**Exercise directions**: Reproduce verbatim the lines from the one containing "tab[interactable]: Temperature: [90, 2, 194, 25]" to the one containing "increase-button[interactable]: [709, 57, 725, 73]", including both of those lines.

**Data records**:
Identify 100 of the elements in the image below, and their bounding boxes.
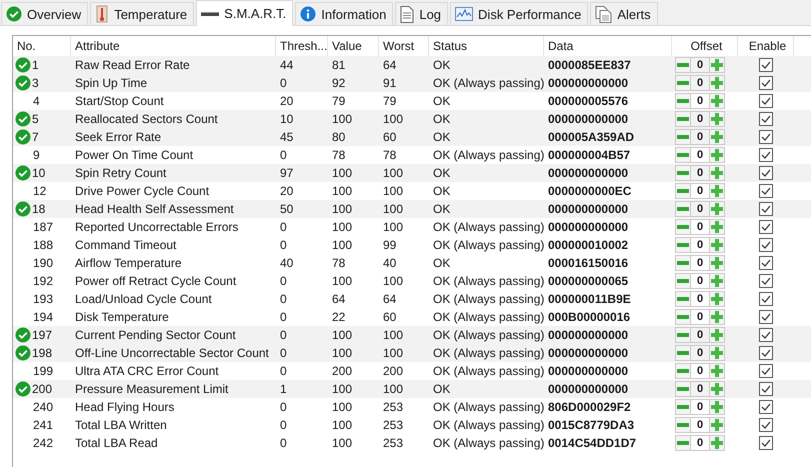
tab[interactable]: Temperature: [90, 2, 194, 25]
table-row[interactable]: 10 Spin Retry Count 97 100 100 OK 000000000000 0: [13, 164, 811, 182]
enable-checkbox[interactable]: [759, 202, 773, 216]
increase-button[interactable]: [709, 57, 725, 73]
decrease-button[interactable]: [675, 309, 691, 325]
decrease-button[interactable]: [675, 399, 691, 415]
enable-checkbox[interactable]: [759, 292, 773, 306]
decrease-button[interactable]: [675, 111, 691, 127]
plus-icon: [711, 239, 723, 251]
table-cell: 22: [332, 310, 346, 324]
enable-checkbox[interactable]: [759, 400, 773, 414]
decrease-button[interactable]: [675, 165, 691, 181]
increase-button[interactable]: [709, 417, 725, 433]
table-cell: 100: [332, 382, 352, 396]
increase-button[interactable]: [709, 399, 725, 415]
decrease-button[interactable]: [675, 417, 691, 433]
table-row[interactable]: 1 Raw Read Error Rate 44 81 64 OK 0000085EE837 0: [13, 56, 811, 74]
enable-checkbox[interactable]: [759, 346, 773, 360]
increase-button[interactable]: [709, 327, 725, 343]
tab[interactable]: Information: [295, 2, 394, 25]
decrease-button[interactable]: [675, 183, 691, 199]
enable-checkbox[interactable]: [759, 274, 773, 288]
decrease-button[interactable]: [675, 327, 691, 343]
decrease-button[interactable]: [675, 93, 691, 109]
increase-button[interactable]: [709, 147, 725, 163]
table-cell: Drive Power Cycle Count: [75, 184, 210, 198]
table-cell: 100: [332, 328, 352, 342]
table-cell: 100: [383, 220, 404, 234]
tab[interactable]: Disk Performance: [450, 2, 588, 25]
increase-button[interactable]: [709, 75, 725, 91]
table-row[interactable]: 200 Pressure Measurement Limit 1 100 100 OK 000000000000 0: [13, 380, 811, 398]
tab[interactable]: Log: [395, 2, 448, 25]
enable-checkbox[interactable]: [759, 364, 773, 378]
table-row[interactable]: 18 Head Health Self Assessment 50 100 100 OK 000000000000 0: [13, 200, 811, 218]
enable-checkbox[interactable]: [759, 418, 773, 432]
table-row[interactable]: 5 Reallocated Sectors Count 10 100 100 OK 000000000000 0: [13, 110, 811, 128]
enable-checkbox[interactable]: [759, 76, 773, 90]
decrease-button[interactable]: [675, 147, 691, 163]
enable-checkbox[interactable]: [759, 436, 773, 450]
increase-button[interactable]: [709, 165, 725, 181]
table-row[interactable]: 3 Spin Up Time 0 92 91 OK (Always passing) 000000000000 0: [13, 74, 811, 92]
increase-button[interactable]: [709, 237, 725, 253]
decrease-button[interactable]: [675, 57, 691, 73]
increase-button[interactable]: [709, 345, 725, 361]
table-cell: 100: [332, 184, 352, 198]
increase-button[interactable]: [709, 273, 725, 289]
decrease-button[interactable]: [675, 345, 691, 361]
enable-checkbox[interactable]: [759, 238, 773, 252]
enable-checkbox[interactable]: [759, 328, 773, 342]
decrease-button[interactable]: [675, 291, 691, 307]
enable-checkbox[interactable]: [759, 256, 773, 270]
enable-checkbox[interactable]: [759, 130, 773, 144]
decrease-button[interactable]: [675, 273, 691, 289]
decrease-button[interactable]: [675, 255, 691, 271]
increase-button[interactable]: [709, 309, 725, 325]
increase-button[interactable]: [709, 381, 725, 397]
increase-button[interactable]: [709, 363, 725, 379]
table-cell: 80: [332, 130, 346, 144]
enable-checkbox[interactable]: [759, 382, 773, 396]
decrease-button[interactable]: [675, 381, 691, 397]
decrease-button[interactable]: [675, 201, 691, 217]
plus-icon: [711, 203, 723, 215]
tab[interactable]: Overview: [1, 2, 88, 25]
decrease-button[interactable]: [675, 237, 691, 253]
table-row[interactable]: 7 Seek Error Rate 45 80 60 OK 000005A359AD 0: [13, 128, 811, 146]
table-cell: 000000000065: [548, 274, 628, 288]
table-cell: OK (Always passing): [433, 148, 544, 162]
table-cell: Total LBA Written: [75, 418, 167, 432]
enable-checkbox[interactable]: [759, 310, 773, 324]
increase-button[interactable]: [709, 219, 725, 235]
enable-checkbox[interactable]: [759, 58, 773, 72]
decrease-button[interactable]: [675, 75, 691, 91]
decrease-button[interactable]: [675, 129, 691, 145]
table-cell: 0014C54DD1D7: [548, 436, 636, 450]
table-cell: 190: [33, 256, 54, 270]
increase-button[interactable]: [709, 183, 725, 199]
enable-checkbox[interactable]: [759, 166, 773, 180]
table-cell: Spin Up Time: [75, 76, 148, 90]
decrease-button[interactable]: [675, 435, 691, 451]
table-cell: 0: [280, 292, 287, 306]
increase-button[interactable]: [709, 201, 725, 217]
table-row[interactable]: 198 Off-Line Uncorrectable Sector Count 0 100 100 OK (Always passing) 000000000000 0: [13, 344, 811, 362]
enable-checkbox[interactable]: [759, 112, 773, 126]
increase-button[interactable]: [709, 255, 725, 271]
table-row[interactable]: 197 Current Pending Sector Count 0 100 100 OK (Always passing) 000000000000 0: [13, 326, 811, 344]
enable-checkbox[interactable]: [759, 94, 773, 108]
table-cell: 240: [33, 400, 54, 414]
increase-button[interactable]: [709, 129, 725, 145]
enable-checkbox[interactable]: [759, 220, 773, 234]
tab[interactable]: Alerts: [590, 2, 658, 25]
increase-button[interactable]: [709, 435, 725, 451]
enable-checkbox[interactable]: [759, 184, 773, 198]
enable-checkbox[interactable]: [759, 148, 773, 162]
table-cell: 78: [383, 148, 396, 162]
tab[interactable]: S.M.A.R.T.: [196, 0, 294, 26]
increase-button[interactable]: [709, 291, 725, 307]
increase-button[interactable]: [709, 93, 725, 109]
decrease-button[interactable]: [675, 363, 691, 379]
decrease-button[interactable]: [675, 219, 691, 235]
increase-button[interactable]: [709, 111, 725, 127]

**Written response**:
tab[interactable]: Temperature: [90, 2, 194, 25]
table-row[interactable]: 10 Spin Retry Count 97 100 100 OK 000000000000 0: [13, 164, 811, 182]
enable-checkbox[interactable]: [759, 202, 773, 216]
increase-button[interactable]: [709, 57, 725, 73]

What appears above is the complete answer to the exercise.